(Entries from a dataset)
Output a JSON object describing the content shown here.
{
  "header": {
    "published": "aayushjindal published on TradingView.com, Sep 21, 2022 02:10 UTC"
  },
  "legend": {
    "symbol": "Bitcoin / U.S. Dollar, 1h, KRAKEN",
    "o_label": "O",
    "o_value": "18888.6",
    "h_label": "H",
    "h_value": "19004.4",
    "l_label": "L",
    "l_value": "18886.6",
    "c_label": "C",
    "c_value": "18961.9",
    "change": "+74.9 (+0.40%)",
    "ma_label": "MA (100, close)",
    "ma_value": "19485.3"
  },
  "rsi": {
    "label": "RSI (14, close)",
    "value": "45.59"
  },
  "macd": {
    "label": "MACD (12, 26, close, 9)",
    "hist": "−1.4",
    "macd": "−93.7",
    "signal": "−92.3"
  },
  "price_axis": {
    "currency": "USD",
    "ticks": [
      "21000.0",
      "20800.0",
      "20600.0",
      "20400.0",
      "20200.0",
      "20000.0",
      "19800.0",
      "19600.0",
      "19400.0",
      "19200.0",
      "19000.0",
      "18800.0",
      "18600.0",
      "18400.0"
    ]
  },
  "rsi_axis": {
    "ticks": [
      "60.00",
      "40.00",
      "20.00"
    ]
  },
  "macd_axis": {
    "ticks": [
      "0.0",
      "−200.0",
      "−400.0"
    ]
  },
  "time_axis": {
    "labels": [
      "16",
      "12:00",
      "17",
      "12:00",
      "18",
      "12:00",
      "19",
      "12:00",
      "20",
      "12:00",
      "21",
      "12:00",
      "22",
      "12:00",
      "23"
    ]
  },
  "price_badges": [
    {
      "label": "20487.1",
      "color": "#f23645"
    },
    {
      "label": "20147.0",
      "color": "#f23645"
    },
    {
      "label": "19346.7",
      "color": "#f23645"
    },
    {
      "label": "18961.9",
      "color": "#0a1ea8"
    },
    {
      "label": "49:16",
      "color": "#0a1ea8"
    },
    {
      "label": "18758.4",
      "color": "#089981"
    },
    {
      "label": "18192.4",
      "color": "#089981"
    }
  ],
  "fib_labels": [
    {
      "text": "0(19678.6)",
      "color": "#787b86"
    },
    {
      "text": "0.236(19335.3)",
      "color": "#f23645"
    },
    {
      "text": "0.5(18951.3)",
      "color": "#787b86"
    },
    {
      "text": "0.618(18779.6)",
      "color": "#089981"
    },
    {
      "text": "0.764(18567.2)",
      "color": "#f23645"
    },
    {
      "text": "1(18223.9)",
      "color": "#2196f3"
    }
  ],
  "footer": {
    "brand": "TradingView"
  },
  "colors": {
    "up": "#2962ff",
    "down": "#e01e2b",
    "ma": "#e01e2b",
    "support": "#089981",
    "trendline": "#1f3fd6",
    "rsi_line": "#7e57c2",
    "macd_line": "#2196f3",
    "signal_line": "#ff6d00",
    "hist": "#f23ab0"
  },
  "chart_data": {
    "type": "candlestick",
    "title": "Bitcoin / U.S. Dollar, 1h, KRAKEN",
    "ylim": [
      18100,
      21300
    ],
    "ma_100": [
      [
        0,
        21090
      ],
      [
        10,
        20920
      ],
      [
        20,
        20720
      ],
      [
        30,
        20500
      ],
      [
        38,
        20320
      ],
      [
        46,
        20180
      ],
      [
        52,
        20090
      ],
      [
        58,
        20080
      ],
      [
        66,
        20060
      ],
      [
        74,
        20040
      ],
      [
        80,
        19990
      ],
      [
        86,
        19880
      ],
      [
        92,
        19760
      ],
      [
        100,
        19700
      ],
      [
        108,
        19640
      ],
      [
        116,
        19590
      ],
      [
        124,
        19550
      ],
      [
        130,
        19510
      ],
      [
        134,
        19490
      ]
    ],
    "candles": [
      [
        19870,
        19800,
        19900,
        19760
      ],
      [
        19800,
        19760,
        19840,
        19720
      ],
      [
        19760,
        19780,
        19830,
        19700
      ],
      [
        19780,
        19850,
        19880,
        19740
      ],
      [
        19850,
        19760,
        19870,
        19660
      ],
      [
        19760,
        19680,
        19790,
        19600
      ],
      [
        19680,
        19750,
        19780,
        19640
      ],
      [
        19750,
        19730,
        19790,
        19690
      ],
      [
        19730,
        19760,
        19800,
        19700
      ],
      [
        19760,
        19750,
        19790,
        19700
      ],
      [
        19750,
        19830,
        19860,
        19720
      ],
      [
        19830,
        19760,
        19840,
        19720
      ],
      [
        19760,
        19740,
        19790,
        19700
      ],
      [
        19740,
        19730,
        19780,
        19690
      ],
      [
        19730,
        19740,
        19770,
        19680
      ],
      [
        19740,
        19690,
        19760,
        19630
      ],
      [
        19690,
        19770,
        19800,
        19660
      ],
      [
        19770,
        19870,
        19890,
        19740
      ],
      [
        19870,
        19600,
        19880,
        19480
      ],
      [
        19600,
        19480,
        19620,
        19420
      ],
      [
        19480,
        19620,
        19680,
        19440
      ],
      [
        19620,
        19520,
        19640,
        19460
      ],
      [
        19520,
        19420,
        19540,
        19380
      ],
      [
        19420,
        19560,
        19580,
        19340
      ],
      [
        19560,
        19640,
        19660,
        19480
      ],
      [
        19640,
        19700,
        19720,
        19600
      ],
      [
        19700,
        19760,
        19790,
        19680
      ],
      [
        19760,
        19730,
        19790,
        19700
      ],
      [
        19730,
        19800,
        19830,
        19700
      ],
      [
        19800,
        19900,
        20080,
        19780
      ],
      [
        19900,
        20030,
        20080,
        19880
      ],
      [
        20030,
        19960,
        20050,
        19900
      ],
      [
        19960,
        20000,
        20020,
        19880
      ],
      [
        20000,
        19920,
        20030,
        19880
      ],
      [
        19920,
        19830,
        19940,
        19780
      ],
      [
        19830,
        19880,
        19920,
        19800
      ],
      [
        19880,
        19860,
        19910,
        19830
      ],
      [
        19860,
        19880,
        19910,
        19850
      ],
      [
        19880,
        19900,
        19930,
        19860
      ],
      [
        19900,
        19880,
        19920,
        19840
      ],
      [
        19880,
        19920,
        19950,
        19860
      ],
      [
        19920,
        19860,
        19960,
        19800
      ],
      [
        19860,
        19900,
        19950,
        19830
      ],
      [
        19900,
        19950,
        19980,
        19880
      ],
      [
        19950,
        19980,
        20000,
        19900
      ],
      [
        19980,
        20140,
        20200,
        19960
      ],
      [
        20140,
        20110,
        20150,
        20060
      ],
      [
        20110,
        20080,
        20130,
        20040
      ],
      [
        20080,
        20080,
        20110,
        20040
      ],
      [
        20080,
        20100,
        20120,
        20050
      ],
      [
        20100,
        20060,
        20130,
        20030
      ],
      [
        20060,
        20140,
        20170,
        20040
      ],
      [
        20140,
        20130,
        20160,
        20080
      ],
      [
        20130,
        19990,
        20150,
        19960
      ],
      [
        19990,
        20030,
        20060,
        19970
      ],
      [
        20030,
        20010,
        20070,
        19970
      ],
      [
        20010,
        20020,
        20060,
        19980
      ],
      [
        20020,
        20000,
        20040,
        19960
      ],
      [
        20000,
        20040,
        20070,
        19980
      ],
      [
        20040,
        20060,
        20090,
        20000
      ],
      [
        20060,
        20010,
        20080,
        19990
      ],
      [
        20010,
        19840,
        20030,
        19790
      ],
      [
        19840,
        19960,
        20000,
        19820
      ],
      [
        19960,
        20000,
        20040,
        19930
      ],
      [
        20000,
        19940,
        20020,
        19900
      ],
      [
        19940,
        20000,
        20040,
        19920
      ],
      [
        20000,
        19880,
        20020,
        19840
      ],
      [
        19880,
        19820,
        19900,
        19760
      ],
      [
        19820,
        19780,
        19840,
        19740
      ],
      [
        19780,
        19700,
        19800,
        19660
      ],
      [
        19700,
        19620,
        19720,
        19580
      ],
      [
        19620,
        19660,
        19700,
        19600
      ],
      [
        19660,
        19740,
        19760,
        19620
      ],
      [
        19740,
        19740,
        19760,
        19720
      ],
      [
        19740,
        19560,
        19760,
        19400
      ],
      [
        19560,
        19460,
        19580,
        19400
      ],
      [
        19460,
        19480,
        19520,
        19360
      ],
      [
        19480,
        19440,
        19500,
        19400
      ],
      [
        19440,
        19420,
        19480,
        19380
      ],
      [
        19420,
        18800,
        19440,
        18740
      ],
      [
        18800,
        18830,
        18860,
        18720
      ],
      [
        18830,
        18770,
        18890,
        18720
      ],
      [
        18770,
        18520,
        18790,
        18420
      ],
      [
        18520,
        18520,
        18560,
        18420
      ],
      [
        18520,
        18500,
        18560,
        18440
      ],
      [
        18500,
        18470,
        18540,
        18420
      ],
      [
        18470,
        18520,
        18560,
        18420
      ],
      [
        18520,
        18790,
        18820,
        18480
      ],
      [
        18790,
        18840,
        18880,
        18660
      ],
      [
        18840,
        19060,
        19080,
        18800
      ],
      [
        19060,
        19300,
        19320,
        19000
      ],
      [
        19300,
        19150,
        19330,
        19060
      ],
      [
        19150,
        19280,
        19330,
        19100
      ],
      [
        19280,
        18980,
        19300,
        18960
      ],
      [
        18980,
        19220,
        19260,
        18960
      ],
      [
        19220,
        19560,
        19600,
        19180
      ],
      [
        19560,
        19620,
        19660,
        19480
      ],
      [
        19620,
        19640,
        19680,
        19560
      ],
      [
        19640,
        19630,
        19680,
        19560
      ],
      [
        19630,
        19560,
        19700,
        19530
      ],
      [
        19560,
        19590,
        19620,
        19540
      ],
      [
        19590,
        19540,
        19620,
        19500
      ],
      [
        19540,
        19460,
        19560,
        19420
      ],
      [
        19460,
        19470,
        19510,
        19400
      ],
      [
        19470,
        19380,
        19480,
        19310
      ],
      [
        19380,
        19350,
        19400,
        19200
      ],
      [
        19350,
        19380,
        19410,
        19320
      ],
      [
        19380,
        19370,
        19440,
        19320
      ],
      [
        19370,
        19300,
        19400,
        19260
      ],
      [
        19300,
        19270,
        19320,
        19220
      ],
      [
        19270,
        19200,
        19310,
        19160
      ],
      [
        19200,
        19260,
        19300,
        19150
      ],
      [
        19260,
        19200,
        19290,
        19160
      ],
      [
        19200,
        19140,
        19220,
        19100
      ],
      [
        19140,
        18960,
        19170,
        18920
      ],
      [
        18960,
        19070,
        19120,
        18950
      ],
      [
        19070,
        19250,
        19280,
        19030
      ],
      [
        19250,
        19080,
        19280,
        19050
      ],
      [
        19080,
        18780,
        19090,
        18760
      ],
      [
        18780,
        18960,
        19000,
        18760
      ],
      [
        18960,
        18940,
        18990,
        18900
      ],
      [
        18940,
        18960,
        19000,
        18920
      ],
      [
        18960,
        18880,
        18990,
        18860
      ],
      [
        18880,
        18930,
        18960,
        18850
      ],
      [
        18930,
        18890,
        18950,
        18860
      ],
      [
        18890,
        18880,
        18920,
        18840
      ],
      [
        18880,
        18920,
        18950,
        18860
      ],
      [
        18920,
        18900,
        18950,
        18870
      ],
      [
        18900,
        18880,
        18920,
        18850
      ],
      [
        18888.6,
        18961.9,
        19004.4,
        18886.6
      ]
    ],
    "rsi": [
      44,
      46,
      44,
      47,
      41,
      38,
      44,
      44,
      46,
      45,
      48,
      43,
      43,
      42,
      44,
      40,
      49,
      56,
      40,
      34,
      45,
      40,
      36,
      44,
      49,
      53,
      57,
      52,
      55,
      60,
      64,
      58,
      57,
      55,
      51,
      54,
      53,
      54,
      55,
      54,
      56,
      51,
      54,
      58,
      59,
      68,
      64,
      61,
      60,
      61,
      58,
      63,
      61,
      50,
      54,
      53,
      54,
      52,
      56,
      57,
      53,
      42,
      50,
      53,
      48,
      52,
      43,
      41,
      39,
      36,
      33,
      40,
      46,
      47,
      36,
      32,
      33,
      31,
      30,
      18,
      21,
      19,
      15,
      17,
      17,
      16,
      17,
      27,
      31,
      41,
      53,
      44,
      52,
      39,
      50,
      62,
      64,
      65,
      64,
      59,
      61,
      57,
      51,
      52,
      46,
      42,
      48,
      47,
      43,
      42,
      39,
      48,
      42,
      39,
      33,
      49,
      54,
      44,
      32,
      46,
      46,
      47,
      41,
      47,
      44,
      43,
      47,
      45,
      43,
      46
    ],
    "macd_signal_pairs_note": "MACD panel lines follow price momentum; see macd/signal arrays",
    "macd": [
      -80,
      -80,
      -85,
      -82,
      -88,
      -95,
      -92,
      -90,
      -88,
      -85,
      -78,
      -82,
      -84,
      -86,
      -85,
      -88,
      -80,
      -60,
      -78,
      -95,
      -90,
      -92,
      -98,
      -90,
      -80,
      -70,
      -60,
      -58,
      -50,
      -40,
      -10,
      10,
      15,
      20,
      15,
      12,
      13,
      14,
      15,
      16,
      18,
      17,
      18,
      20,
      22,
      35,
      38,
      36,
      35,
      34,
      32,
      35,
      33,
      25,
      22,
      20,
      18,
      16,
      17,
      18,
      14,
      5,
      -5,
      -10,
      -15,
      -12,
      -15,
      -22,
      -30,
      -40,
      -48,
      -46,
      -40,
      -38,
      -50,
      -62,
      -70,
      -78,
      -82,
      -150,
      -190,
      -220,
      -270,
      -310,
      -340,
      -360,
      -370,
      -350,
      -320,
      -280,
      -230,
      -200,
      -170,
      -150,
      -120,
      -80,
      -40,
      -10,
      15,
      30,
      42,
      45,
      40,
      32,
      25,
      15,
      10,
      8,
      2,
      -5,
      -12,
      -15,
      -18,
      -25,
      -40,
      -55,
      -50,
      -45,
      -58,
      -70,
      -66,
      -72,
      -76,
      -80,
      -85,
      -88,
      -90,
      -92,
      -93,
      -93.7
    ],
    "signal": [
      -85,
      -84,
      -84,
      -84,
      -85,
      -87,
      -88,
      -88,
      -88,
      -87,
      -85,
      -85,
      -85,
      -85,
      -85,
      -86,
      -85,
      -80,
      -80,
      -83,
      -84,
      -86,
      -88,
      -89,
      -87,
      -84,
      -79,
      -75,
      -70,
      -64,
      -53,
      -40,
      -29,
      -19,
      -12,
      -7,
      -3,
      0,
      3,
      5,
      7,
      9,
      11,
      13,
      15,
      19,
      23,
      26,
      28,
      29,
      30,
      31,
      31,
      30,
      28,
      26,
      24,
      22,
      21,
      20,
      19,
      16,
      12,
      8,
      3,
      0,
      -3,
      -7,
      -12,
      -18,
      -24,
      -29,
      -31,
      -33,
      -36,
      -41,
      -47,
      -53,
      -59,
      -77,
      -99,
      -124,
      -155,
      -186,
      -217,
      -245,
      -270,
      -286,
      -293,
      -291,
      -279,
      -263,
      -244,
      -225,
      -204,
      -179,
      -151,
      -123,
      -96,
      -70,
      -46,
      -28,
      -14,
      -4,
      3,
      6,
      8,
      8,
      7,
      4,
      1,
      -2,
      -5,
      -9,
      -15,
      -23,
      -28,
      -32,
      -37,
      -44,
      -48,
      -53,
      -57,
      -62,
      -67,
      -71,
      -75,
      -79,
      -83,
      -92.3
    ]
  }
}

Given exercise: Gather up, from the records above, each line where the word "Bitcoin" appears.

Response below:
    "symbol": "Bitcoin / U.S. Dollar, 1h, KRAKEN",
    "title": "Bitcoin / U.S. Dollar, 1h, KRAKEN",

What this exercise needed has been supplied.